====== Excerpt ======

Have you ever had the perfect candy? One that is both the perfect texture and the perfect taste that melts in your mouth just too soon — so you better unwrap another, and then another, and another so you can really enjoy the taste? (That’s a good excuse for eating so many, right?)
My Apple Cider Caramels are that candy.
After finding myself with an abundance of my Homemade Apple Cider, I wanted to put it to good use. These caramels, which I adapted from The Smitten Kitchen’s recipe, turned out to be the perfect use. I can’t describe to you how insanely good this caramel recipe is! I put the salt and cinnamon in the caramel early, so it is there throughout cooking, and the result is out of this world!
Just a note, these are soft caramels; if you like them chewier, cook them for longer. Also, in case I didn’t make it clear before: THEY ARE HIGHLY ADDICTIVE!!

====== Data shown ======

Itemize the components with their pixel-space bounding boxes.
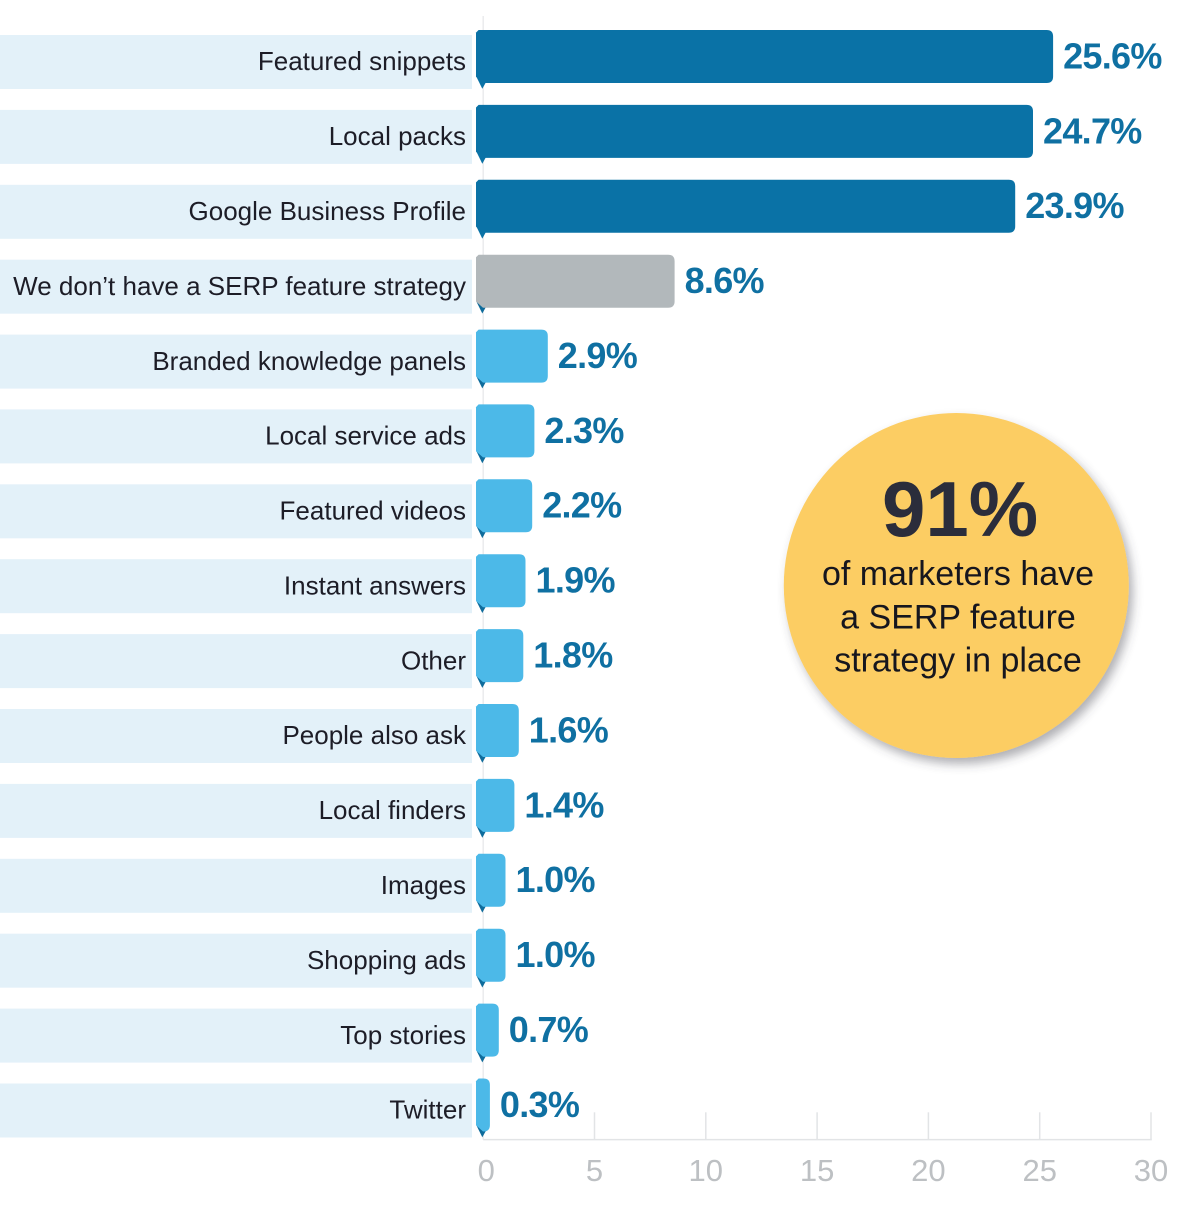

======

● Exercise task: Carry the apple cider caramel excerpt forward from its last sentence.

● Expected answer:
What Are Apple Cider Caramels?
Apple cider caramels are caramel candies that you make by simmering down fresh apple cider, adding butter, brown and granulated sugar, heavy cream, cinnamon, salt, and letting that simmer until it becomes caramel! It’s a beautiful process, really.
What You Need To Make Apple Cider Caramels
- Measuring Cups and Spoons
- 8-inch baking pan
- Parchment paper
- 2 Saucepans
- Candy or deep-fry thermometer. (If you don’t have one, use a bowl of cold water, be sure to read my tips below.)
How To Make Apple Cider Caramels
I love this appley, cinnamony caramel so much, I can’t wait for you to try them. Here is how I make apple cider caramels (and don’t forget to get the full recipe with measurements, on the page down below):
- First, butter and line an 8-inch baking pan with parchment paper and set aside. This is what your caramel will be poured into so it can set.
- In a medium saucepan, over medium heat, simmer the apple cider until it reduces to a dark, thick syrup. This will take around 35 to 40 minutes. You should have about 2/3 cup in volume. While reducing, skim any foam and impurities that float to the top.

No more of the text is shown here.